▸ Work to be completed
Print the records again, character for character.

▸ The records
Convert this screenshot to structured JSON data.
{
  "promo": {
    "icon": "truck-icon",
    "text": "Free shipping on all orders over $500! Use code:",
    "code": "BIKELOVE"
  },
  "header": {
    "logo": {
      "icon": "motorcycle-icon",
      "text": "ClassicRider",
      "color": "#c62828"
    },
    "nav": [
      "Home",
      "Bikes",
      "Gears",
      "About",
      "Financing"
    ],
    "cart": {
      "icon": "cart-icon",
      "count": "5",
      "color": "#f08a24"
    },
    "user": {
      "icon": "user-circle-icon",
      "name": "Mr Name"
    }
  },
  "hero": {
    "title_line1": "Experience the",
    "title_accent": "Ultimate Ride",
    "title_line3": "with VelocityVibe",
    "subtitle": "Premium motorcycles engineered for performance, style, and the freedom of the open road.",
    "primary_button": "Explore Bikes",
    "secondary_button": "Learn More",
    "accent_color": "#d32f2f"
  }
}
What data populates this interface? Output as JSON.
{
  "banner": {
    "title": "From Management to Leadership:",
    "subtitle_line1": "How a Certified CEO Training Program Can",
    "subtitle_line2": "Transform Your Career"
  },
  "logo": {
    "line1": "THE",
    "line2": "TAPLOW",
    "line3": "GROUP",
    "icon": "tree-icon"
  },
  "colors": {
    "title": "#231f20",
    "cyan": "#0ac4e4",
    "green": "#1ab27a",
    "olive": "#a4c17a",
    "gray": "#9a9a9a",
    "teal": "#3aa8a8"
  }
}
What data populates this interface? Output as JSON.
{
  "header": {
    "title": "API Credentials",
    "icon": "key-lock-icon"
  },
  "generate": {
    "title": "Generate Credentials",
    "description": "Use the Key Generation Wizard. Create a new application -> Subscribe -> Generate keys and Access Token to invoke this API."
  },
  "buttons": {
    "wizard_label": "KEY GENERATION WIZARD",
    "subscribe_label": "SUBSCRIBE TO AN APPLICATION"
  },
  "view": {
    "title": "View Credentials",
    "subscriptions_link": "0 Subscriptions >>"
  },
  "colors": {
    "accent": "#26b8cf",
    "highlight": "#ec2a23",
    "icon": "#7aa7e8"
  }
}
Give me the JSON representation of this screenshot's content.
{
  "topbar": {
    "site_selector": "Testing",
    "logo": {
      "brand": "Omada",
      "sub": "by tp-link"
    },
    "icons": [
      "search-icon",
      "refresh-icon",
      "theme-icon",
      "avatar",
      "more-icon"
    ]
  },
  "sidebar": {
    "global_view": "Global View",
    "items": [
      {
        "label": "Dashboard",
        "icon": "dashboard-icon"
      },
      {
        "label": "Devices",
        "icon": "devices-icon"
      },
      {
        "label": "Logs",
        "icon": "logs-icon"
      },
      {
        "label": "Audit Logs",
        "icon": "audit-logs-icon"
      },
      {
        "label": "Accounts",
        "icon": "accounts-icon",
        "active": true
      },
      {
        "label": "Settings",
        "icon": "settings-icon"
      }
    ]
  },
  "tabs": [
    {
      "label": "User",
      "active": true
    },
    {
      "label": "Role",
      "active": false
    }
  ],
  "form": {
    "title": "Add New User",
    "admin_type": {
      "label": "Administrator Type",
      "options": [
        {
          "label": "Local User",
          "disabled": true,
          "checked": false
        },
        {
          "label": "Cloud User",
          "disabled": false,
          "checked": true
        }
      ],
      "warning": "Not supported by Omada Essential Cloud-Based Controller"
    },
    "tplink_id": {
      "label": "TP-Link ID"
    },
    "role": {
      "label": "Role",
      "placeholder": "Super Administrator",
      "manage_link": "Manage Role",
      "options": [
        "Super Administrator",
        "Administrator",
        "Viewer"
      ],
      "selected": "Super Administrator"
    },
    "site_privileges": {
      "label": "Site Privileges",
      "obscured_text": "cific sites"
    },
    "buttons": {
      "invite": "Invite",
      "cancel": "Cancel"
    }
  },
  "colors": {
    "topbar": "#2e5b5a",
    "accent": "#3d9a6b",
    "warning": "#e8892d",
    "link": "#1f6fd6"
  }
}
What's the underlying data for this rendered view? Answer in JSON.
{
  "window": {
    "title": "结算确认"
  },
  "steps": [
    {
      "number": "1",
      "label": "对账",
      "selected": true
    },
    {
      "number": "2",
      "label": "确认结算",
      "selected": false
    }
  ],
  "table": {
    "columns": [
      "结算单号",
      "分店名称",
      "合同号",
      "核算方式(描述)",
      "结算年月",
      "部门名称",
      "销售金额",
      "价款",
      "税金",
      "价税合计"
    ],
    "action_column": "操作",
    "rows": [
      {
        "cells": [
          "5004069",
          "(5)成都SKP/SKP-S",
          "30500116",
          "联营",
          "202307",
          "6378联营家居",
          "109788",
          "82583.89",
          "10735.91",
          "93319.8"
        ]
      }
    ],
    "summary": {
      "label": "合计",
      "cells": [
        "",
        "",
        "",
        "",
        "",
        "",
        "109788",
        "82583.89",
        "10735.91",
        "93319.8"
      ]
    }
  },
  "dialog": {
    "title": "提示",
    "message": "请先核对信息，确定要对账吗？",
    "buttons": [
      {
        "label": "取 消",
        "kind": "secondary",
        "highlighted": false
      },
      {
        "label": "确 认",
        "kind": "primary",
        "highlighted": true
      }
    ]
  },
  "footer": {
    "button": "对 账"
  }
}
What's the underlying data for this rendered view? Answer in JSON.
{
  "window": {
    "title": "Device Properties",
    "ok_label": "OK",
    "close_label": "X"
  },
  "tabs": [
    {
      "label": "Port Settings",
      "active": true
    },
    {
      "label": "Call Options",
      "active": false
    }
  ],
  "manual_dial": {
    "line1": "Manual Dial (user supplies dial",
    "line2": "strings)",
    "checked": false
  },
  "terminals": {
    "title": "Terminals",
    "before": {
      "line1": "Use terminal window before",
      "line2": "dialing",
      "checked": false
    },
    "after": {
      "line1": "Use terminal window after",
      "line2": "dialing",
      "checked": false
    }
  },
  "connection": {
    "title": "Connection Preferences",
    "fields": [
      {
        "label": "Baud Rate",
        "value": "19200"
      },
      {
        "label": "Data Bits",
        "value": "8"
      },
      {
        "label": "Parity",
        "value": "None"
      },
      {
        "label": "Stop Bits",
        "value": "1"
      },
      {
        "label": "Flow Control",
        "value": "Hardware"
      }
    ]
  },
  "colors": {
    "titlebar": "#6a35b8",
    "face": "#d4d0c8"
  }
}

▸ Expected output
Convert this screenshot to structured JSON data.
{
  "promo": {
    "icon": "truck-icon",
    "text": "Free shipping on all orders over $500! Use code:",
    "code": "BIKELOVE"
  },
  "header": {
    "logo": {
      "icon": "motorcycle-icon",
      "text": "ClassicRider",
      "color": "#c62828"
    },
    "nav": [
      "Home",
      "Bikes",
      "Gears",
      "About",
      "Financing"
    ],
    "cart": {
      "icon": "cart-icon",
      "count": "5",
      "color": "#f08a24"
    },
    "user": {
      "icon": "user-circle-icon",
      "name": "Mr Name"
    }
  },
  "hero": {
    "title_line1": "Experience the",
    "title_accent": "Ultimate Ride",
    "title_line3": "with VelocityVibe",
    "subtitle": "Premium motorcycles engineered for performance, style, and the freedom of the open road.",
    "primary_button": "Explore Bikes",
    "secondary_button": "Learn More",
    "accent_color": "#d32f2f"
  }
}
What data populates this interface? Output as JSON.
{
  "banner": {
    "title": "From Management to Leadership:",
    "subtitle_line1": "How a Certified CEO Training Program Can",
    "subtitle_line2": "Transform Your Career"
  },
  "logo": {
    "line1": "THE",
    "line2": "TAPLOW",
    "line3": "GROUP",
    "icon": "tree-icon"
  },
  "colors": {
    "title": "#231f20",
    "cyan": "#0ac4e4",
    "green": "#1ab27a",
    "olive": "#a4c17a",
    "gray": "#9a9a9a",
    "teal": "#3aa8a8"
  }
}
What data populates this interface? Output as JSON.
{
  "header": {
    "title": "API Credentials",
    "icon": "key-lock-icon"
  },
  "generate": {
    "title": "Generate Credentials",
    "description": "Use the Key Generation Wizard. Create a new application -> Subscribe -> Generate keys and Access Token to invoke this API."
  },
  "buttons": {
    "wizard_label": "KEY GENERATION WIZARD",
    "subscribe_label": "SUBSCRIBE TO AN APPLICATION"
  },
  "view": {
    "title": "View Credentials",
    "subscriptions_link": "0 Subscriptions >>"
  },
  "colors": {
    "accent": "#26b8cf",
    "highlight": "#ec2a23",
    "icon": "#7aa7e8"
  }
}
Give me the JSON representation of this screenshot's content.
{
  "topbar": {
    "site_selector": "Testing",
    "logo": {
      "brand": "Omada",
      "sub": "by tp-link"
    },
    "icons": [
      "search-icon",
      "refresh-icon",
      "theme-icon",
      "avatar",
      "more-icon"
    ]
  },
  "sidebar": {
    "global_view": "Global View",
    "items": [
      {
        "label": "Dashboard",
        "icon": "dashboard-icon"
      },
      {
        "label": "Devices",
        "icon": "devices-icon"
      },
      {
        "label": "Logs",
        "icon": "logs-icon"
      },
      {
        "label": "Audit Logs",
        "icon": "audit-logs-icon"
      },
      {
        "label": "Accounts",
        "icon": "accounts-icon",
        "active": true
      },
      {
        "label": "Settings",
        "icon": "settings-icon"
      }
    ]
  },
  "tabs": [
    {
      "label": "User",
      "active": true
    },
    {
      "label": "Role",
      "active": false
    }
  ],
  "form": {
    "title": "Add New User",
    "admin_type": {
      "label": "Administrator Type",
      "options": [
        {
          "label": "Local User",
          "disabled": true,
          "checked": false
        },
        {
          "label": "Cloud User",
          "disabled": false,
          "checked": true
        }
      ],
      "warning": "Not supported by Omada Essential Cloud-Based Controller"
    },
    "tplink_id": {
      "label": "TP-Link ID"
    },
    "role": {
      "label": "Role",
      "placeholder": "Super Administrator",
      "manage_link": "Manage Role",
      "options": [
        "Super Administrator",
        "Administrator",
        "Viewer"
      ],
      "selected": "Super Administrator"
    },
    "site_privileges": {
      "label": "Site Privileges",
      "obscured_text": "cific sites"
    },
    "buttons": {
      "invite": "Invite",
      "cancel": "Cancel"
    }
  },
  "colors": {
    "topbar": "#2e5b5a",
    "accent": "#3d9a6b",
    "warning": "#e8892d",
    "link": "#1f6fd6"
  }
}
What's the underlying data for this rendered view? Answer in JSON.
{
  "window": {
    "title": "结算确认"
  },
  "steps": [
    {
      "number": "1",
      "label": "对账",
      "selected": true
    },
    {
      "number": "2",
      "label": "确认结算",
      "selected": false
    }
  ],
  "table": {
    "columns": [
      "结算单号",
      "分店名称",
      "合同号",
      "核算方式(描述)",
      "结算年月",
      "部门名称",
      "销售金额",
      "价款",
      "税金",
      "价税合计"
    ],
    "action_column": "操作",
    "rows": [
      {
        "cells": [
          "5004069",
          "(5)成都SKP/SKP-S",
          "30500116",
          "联营",
          "202307",
          "6378联营家居",
          "109788",
          "82583.89",
          "10735.91",
          "93319.8"
        ]
      }
    ],
    "summary": {
      "label": "合计",
      "cells": [
        "",
        "",
        "",
        "",
        "",
        "",
        "109788",
        "82583.89",
        "10735.91",
        "93319.8"
      ]
    }
  },
  "dialog": {
    "title": "提示",
    "message": "请先核对信息，确定要对账吗？",
    "buttons": [
      {
        "label": "取 消",
        "kind": "secondary",
        "highlighted": false
      },
      {
        "label": "确 认",
        "kind": "primary",
        "highlighted": true
      }
    ]
  },
  "footer": {
    "button": "对 账"
  }
}
What's the underlying data for this rendered view? Answer in JSON.
{
  "window": {
    "title": "Device Properties",
    "ok_label": "OK",
    "close_label": "X"
  },
  "tabs": [
    {
      "label": "Port Settings",
      "active": true
    },
    {
      "label": "Call Options",
      "active": false
    }
  ],
  "manual_dial": {
    "line1": "Manual Dial (user supplies dial",
    "line2": "strings)",
    "checked": false
  },
  "terminals": {
    "title": "Terminals",
    "before": {
      "line1": "Use terminal window before",
      "line2": "dialing",
      "checked": false
    },
    "after": {
      "line1": "Use terminal window after",
      "line2": "dialing",
      "checked": false
    }
  },
  "connection": {
    "title": "Connection Preferences",
    "fields": [
      {
        "label": "Baud Rate",
        "value": "19200"
      },
      {
        "label": "Data Bits",
        "value": "8"
      },
      {
        "label": "Parity",
        "value": "None"
      },
      {
        "label": "Stop Bits",
        "value": "1"
      },
      {
        "label": "Flow Control",
        "value": "Hardware"
      }
    ]
  },
  "colors": {
    "titlebar": "#6a35b8",
    "face": "#d4d0c8"
  }
}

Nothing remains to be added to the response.